__Extrait du texte__.
Interstellar

Pourquoi les Minipouces en illustration ? Réponse dans l’article.

Un agriculteur est envoyé dans l’espace afin de sauver l’Humanité.

Parfois, la bande-annonce d’un long-métrage génère une telle attente qu’on guette avec impatience la sortie du film, surtout quand on sait qu’il est réalisé par Christopher Nolan, un cinéaste qui a marqué les années 2000. (Mémento, le Prestige, The Dark Night, Inception). Cette bande-annonce m’avait vraiment touché :

Est-ce à cause de cette attente que je suis si déçu ? J’aurais aimé livrer sur ce blog une critique dithyrambique, vous dire combien cette épopée spatiale m’a transporté, et je comprends qu’on puisse l’être. Les images, magnifiques, sont accompagnées par l’orgue hypnotique d’Hans Zimmer qui n’est pas sans rappeler la musique de Philip Glass sur Watchmen. À l’exception d’Anne Hataway, les acteurs sont bons.

(Relevés des zones de mise en page)
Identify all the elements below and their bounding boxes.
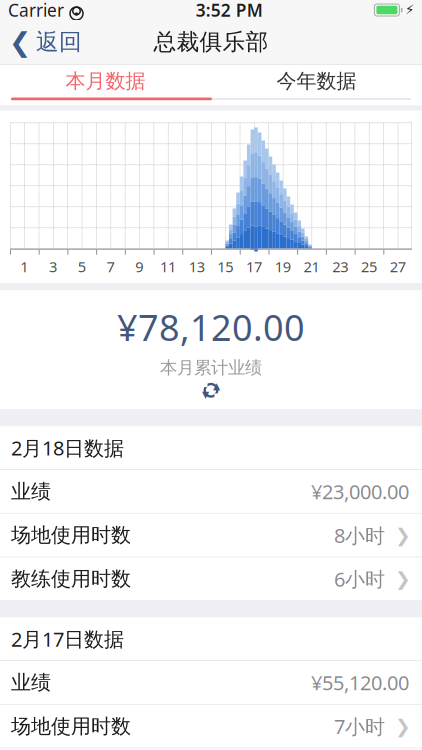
button[interactable]: 业绩: [0, 470, 422, 513]
button[interactable]: 场地使用时数: [0, 705, 422, 748]
staticText: 23: [332, 257, 348, 276]
staticText: 返回: [36, 28, 82, 56]
staticText: 5: [78, 257, 86, 276]
staticText: ❯: [395, 568, 411, 590]
staticText: 15: [217, 257, 233, 276]
staticText: ❯: [395, 716, 411, 737]
staticText: 8小时: [334, 522, 385, 548]
button[interactable]: 今年数据: [211, 64, 422, 98]
button[interactable]: 刷新: [194, 378, 228, 402]
staticText: 3: [49, 257, 57, 276]
staticText: 今年数据: [276, 69, 356, 93]
staticText: 7: [106, 257, 114, 276]
staticText: 27: [390, 257, 406, 276]
staticText: 11: [160, 257, 176, 276]
staticText: 场地使用时数: [11, 714, 131, 739]
staticText: 9: [135, 257, 143, 276]
button[interactable]: 教练使用时数: [0, 748, 422, 750]
staticText: 6小时: [334, 566, 385, 592]
staticText: ▼: [202, 389, 209, 400]
staticText: 教练使用时数: [11, 567, 131, 591]
staticText: 本月累计业绩: [160, 357, 262, 378]
button[interactable]: 业绩: [0, 661, 422, 704]
button[interactable]: 本月数据: [0, 64, 211, 98]
staticText: 7小时: [334, 713, 385, 740]
staticText: ⚡︎: [405, 2, 414, 18]
staticText: ¥78,120.00: [117, 303, 305, 351]
staticText: 业绩: [11, 479, 51, 504]
staticText: ¥23,000.00: [311, 478, 409, 505]
staticText: 场地使用时数: [11, 523, 131, 548]
staticText: 21: [304, 257, 320, 276]
staticText: 业绩: [11, 670, 51, 695]
staticText: 本月数据: [66, 69, 146, 93]
staticText: 1: [20, 257, 28, 276]
staticText: 2月18日数据: [11, 434, 124, 461]
staticText: ❯: [395, 525, 411, 546]
staticText: Carrier: [8, 0, 64, 22]
button[interactable]: ❮: [0, 20, 94, 64]
staticText: 2月17日数据: [11, 626, 124, 652]
staticText: 3:52 PM: [196, 0, 263, 22]
button[interactable]: 教练使用时数: [0, 557, 422, 600]
staticText: ❮: [9, 27, 31, 57]
staticText: 25: [361, 257, 377, 276]
staticText: 19: [275, 257, 291, 276]
staticText: ¥55,120.00: [311, 669, 409, 696]
staticText: 17: [246, 257, 262, 276]
staticText: 13: [189, 257, 205, 276]
button[interactable]: 场地使用时数: [0, 514, 422, 557]
staticText: 总裁俱乐部: [154, 28, 268, 56]
staticText: ▲: [213, 381, 220, 391]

__Les consignes__.
1. Recopiez le passage de la critique d'Interstellar qui s'ouvre sur les mots contenant « Pourquoi les Minipouces » et se clôt sur « acteurs sont bons. », en substituant « vidéo promotionnelle » à « bande-annonce ».
2. D'après la critique d'Interstellar, de qui est l'orgue hypnotique qui accompagne les images ?
3. Résumez plus brièvement le paragraphe de la critique d'Interstellar qui commence par « Est-ce à cause de cette attente », en conservant ses faits principaux.

__Corrigés détaillés__.
1.
Pourquoi les Minipouces en illustration ? Réponse dans l’article.

Un agriculteur est envoyé dans l’espace afin de sauver l’Humanité.

Parfois, la vidéo promotionnelle d’un long-métrage génère une telle attente qu’on guette avec impatience la sortie du film, surtout quand on sait qu’il est réalisé par Christopher Nolan, un cinéaste qui a marqué les années 2000. (Mémento, le Prestige, The Dark Night, Inception). Cette vidéo promotionnelle m’avait vraiment touché :

Est-ce à cause de cette attente que je suis si déçu ? J’aurais aimé livrer sur ce blog une critique dithyrambique, vous dire combien cette épopée spatiale m’a transporté, et je comprends qu’on puisse l’être. Les images, magnifiques, sont accompagnées par l’orgue hypnotique d’Hans Zimmer qui n’est pas sans rappeler la musique de Philip Glass sur Watchmen. À l’exception d’Anne Hataway, les acteurs sont bons.

2. D'Hans Zimmer.

3. Grande déception, peut-être due à l'attente, à la place de la critique dithyrambique espérée, même si l'on peut comprendre d'être transporté par cette épopée spatiale. Les images sont magnifiques, portées par l'orgue hypnotique d'Hans Zimmer, qui rappelle la musique de Philip Glass sur Watchmen. Les acteurs sont bons, sauf Anne Hataway.